● **Task goal**:
Render the records below as a Markdown table with columns headed "Row" and "Line", giving each line its row number and leaving out blank lines.

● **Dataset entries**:
------------------------------------------------

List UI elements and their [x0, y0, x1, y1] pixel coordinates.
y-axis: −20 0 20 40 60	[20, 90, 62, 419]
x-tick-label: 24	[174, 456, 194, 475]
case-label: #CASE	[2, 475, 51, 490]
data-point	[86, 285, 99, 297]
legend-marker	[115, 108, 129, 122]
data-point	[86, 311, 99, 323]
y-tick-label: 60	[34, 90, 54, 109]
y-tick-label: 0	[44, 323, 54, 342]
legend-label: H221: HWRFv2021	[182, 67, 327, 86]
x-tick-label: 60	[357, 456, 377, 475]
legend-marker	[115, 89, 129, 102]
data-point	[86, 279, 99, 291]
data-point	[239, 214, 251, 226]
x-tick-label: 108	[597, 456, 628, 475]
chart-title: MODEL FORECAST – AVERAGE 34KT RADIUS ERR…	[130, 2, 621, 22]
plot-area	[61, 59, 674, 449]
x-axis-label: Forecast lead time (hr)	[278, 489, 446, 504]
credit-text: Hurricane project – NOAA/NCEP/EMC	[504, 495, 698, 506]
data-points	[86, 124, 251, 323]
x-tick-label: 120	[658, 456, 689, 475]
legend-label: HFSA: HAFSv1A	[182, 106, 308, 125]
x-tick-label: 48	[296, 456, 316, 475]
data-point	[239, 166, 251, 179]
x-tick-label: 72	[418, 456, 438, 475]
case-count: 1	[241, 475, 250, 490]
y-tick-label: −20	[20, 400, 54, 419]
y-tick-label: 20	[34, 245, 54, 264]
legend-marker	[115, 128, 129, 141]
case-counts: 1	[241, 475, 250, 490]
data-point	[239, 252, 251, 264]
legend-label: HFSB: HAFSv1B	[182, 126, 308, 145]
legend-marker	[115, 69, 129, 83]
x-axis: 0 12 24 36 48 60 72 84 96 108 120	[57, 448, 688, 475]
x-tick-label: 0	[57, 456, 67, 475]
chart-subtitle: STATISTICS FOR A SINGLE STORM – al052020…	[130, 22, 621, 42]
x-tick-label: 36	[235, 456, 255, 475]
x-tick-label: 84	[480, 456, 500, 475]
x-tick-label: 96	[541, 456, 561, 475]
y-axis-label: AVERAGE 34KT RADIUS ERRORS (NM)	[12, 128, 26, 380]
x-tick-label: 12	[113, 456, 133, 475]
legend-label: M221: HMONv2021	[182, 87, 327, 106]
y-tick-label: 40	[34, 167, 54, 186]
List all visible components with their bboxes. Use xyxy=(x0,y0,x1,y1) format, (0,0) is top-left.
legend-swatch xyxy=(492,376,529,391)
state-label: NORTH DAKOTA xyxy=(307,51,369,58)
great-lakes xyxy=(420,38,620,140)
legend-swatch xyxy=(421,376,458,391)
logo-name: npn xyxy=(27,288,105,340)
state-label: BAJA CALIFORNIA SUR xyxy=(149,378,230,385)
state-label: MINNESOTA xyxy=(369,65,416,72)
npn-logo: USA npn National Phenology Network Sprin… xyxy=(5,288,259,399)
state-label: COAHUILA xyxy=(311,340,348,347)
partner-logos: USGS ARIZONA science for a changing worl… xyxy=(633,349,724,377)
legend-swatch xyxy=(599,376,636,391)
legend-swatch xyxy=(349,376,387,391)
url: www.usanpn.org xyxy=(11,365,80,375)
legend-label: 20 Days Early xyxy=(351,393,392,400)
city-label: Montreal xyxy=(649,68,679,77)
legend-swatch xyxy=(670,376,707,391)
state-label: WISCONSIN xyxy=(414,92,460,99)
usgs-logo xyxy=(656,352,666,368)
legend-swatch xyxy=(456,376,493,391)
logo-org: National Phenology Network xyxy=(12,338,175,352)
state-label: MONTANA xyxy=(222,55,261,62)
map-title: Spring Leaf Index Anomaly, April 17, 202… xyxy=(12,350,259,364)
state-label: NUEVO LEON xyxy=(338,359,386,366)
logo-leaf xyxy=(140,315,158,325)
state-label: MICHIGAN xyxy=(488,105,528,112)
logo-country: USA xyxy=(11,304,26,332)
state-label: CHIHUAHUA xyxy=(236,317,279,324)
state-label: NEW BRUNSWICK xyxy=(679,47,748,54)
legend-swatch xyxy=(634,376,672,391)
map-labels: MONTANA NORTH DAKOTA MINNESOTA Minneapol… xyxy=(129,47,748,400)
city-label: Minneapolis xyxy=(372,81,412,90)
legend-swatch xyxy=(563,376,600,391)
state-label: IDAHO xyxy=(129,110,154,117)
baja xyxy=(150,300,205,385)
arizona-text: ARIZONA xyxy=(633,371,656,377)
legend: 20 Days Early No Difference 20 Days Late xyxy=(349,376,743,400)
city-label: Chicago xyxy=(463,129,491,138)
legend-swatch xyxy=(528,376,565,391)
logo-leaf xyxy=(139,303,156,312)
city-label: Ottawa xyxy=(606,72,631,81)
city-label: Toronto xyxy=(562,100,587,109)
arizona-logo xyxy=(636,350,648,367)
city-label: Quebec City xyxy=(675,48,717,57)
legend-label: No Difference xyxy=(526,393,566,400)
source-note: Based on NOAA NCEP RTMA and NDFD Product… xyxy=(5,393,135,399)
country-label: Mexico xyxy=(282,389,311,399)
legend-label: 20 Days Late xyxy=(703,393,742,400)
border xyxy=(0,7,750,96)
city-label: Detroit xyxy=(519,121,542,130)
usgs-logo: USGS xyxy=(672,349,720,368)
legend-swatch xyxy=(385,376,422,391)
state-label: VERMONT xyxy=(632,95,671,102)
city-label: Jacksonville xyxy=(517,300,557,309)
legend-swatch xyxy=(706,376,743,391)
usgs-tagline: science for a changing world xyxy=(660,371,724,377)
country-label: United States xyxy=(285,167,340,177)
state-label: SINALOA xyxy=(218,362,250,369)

------------------------------------------------

● **Exercise answer**:
| Row | Line |
|---|---|
| 1 | List UI elements and their [x0, y0, x1, y1] pixel coordinates. |
| 2 | y-axis: −20 0 20 40 60	[20, 90, 62, 419] |
| 3 | x-tick-label: 24	[174, 456, 194, 475] |
| 4 | case-label: #CASE	[2, 475, 51, 490] |
| 5 | data-point	[86, 285, 99, 297] |
| 6 | legend-marker	[115, 108, 129, 122] |
| 7 | data-point	[86, 311, 99, 323] |
| 8 | y-tick-label: 60	[34, 90, 54, 109] |
| 9 | y-tick-label: 0	[44, 323, 54, 342] |
| 10 | legend-label: H221: HWRFv2021	[182, 67, 327, 86] |
| 11 | x-tick-label: 60	[357, 456, 377, 475] |
| 12 | legend-marker	[115, 89, 129, 102] |
| 13 | data-point	[86, 279, 99, 291] |
| 14 | data-point	[239, 214, 251, 226] |
| 15 | x-tick-label: 108	[597, 456, 628, 475] |
| 16 | chart-title: MODEL FORECAST – AVERAGE 34KT RADIUS ERR…	[130, 2, 621, 22] |
| 17 | plot-area	[61, 59, 674, 449] |
| 18 | x-axis-label: Forecast lead time (hr)	[278, 489, 446, 504] |
| 19 | credit-text: Hurricane project – NOAA/NCEP/EMC	[504, 495, 698, 506] |
| 20 | data-points	[86, 124, 251, 323] |
| 21 | x-tick-label: 120	[658, 456, 689, 475] |
| 22 | legend-label: HFSA: HAFSv1A	[182, 106, 308, 125] |
| 23 | x-tick-label: 48	[296, 456, 316, 475] |
| 24 | data-point	[239, 166, 251, 179] |
| 25 | x-tick-label: 72	[418, 456, 438, 475] |
| 26 | case-count: 1	[241, 475, 250, 490] |
| 27 | y-tick-label: −20	[20, 400, 54, 419] |
| 28 | y-tick-label: 20	[34, 245, 54, 264] |
| 29 | legend-marker	[115, 128, 129, 141] |
| 30 | case-counts: 1	[241, 475, 250, 490] |
| 31 | data-point	[239, 252, 251, 264] |
| 32 | legend-label: HFSB: HAFSv1B	[182, 126, 308, 145] |
| 33 | legend-marker	[115, 69, 129, 83] |
| 34 | x-axis: 0 12 24 36 48 60 72 84 96 108 120	[57, 448, 688, 475] |
| 35 | x-tick-label: 0	[57, 456, 67, 475] |
| 36 | chart-subtitle: STATISTICS FOR A SINGLE STORM – al052020…	[130, 22, 621, 42] |
| 37 | x-tick-label: 36	[235, 456, 255, 475] |
| 38 | x-tick-label: 84	[480, 456, 500, 475] |
| 39 | x-tick-label: 96	[541, 456, 561, 475] |
| 40 | y-axis-label: AVERAGE 34KT RADIUS ERRORS (NM)	[12, 128, 26, 380] |
| 41 | x-tick-label: 12	[113, 456, 133, 475] |
| 42 | legend-label: M221: HMONv2021	[182, 87, 327, 106] |
| 43 | y-tick-label: 40	[34, 167, 54, 186] |
| 44 | List all visible components with their bboxes. Use xyxy=(x0,y0,x1,y1) format, (0,0) is top-left. |
| 45 | legend-swatch xyxy=(492,376,529,391) |
| 46 | state-label: NORTH DAKOTA xyxy=(307,51,369,58) |
| 47 | great-lakes xyxy=(420,38,620,140) |
| 48 | legend-swatch xyxy=(421,376,458,391) |
| 49 | logo-name: npn xyxy=(27,288,105,340) |
| 50 | state-label: BAJA CALIFORNIA SUR xyxy=(149,378,230,385) |
| 51 | state-label: MINNESOTA xyxy=(369,65,416,72) |
| 52 | npn-logo: USA npn National Phenology Network Sprin… xyxy=(5,288,259,399) |
| 53 | state-label: COAHUILA xyxy=(311,340,348,347) |
| 54 | partner-logos: USGS ARIZONA science for a changing worl… xyxy=(633,349,724,377) |
| 55 | legend-swatch xyxy=(599,376,636,391) |
| 56 | legend-swatch xyxy=(349,376,387,391) |
| 57 | url: www.usanpn.org xyxy=(11,365,80,375) |
| 58 | legend-label: 20 Days Early xyxy=(351,393,392,400) |
| 59 | city-label: Montreal xyxy=(649,68,679,77) |
| 60 | legend-swatch xyxy=(670,376,707,391) |
| 61 | state-label: WISCONSIN xyxy=(414,92,460,99) |
| 62 | usgs-logo xyxy=(656,352,666,368) |
| 63 | legend-swatch xyxy=(456,376,493,391) |
| 64 | logo-org: National Phenology Network xyxy=(12,338,175,352) |
| 65 | state-label: MONTANA xyxy=(222,55,261,62) |
| 66 | map-title: Spring Leaf Index Anomaly, April 17, 202… xyxy=(12,350,259,364) |
| 67 | state-label: NUEVO LEON xyxy=(338,359,386,366) |
| 68 | logo-leaf xyxy=(140,315,158,325) |
| 69 | state-label: MICHIGAN xyxy=(488,105,528,112) |
| 70 | logo-country: USA xyxy=(11,304,26,332) |
| 71 | state-label: CHIHUAHUA xyxy=(236,317,279,324) |
| 72 | state-label: NEW BRUNSWICK xyxy=(679,47,748,54) |
| 73 | legend-swatch xyxy=(634,376,672,391) |
| 74 | map-labels: MONTANA NORTH DAKOTA MINNESOTA Minneapol… xyxy=(129,47,748,400) |
| 75 | city-label: Minneapolis xyxy=(372,81,412,90) |
| 76 | legend-swatch xyxy=(563,376,600,391) |
| 77 | state-label: IDAHO xyxy=(129,110,154,117) |
| 78 | baja xyxy=(150,300,205,385) |
| 79 | arizona-text: ARIZONA xyxy=(633,371,656,377) |
| 80 | legend: 20 Days Early No Difference 20 Days Late xyxy=(349,376,743,400) |
| 81 | city-label: Chicago xyxy=(463,129,491,138) |
| 82 | legend-swatch xyxy=(528,376,565,391) |
| 83 | logo-leaf xyxy=(139,303,156,312) |
| 84 | city-label: Ottawa xyxy=(606,72,631,81) |
| 85 | city-label: Toronto xyxy=(562,100,587,109) |
| 86 | arizona-logo xyxy=(636,350,648,367) |
| 87 | city-label: Quebec City xyxy=(675,48,717,57) |
| 88 | legend-label: No Difference xyxy=(526,393,566,400) |
| 89 | source-note: Based on NOAA NCEP RTMA and NDFD Product… xyxy=(5,393,135,399) |
| 90 | country-label: Mexico xyxy=(282,389,311,399) |
| 91 | legend-label: 20 Days Late xyxy=(703,393,742,400) |
| 92 | border xyxy=(0,7,750,96) |
| 93 | city-label: Detroit xyxy=(519,121,542,130) |
| 94 | usgs-logo: USGS xyxy=(672,349,720,368) |
| 95 | legend-swatch xyxy=(385,376,422,391) |
| 96 | state-label: VERMONT xyxy=(632,95,671,102) |
| 97 | city-label: Jacksonville xyxy=(517,300,557,309) |
| 98 | legend-swatch xyxy=(706,376,743,391) |
| 99 | usgs-tagline: science for a changing world xyxy=(660,371,724,377) |
| 100 | country-label: United States xyxy=(285,167,340,177) |
| 101 | state-label: SINALOA xyxy=(218,362,250,369) |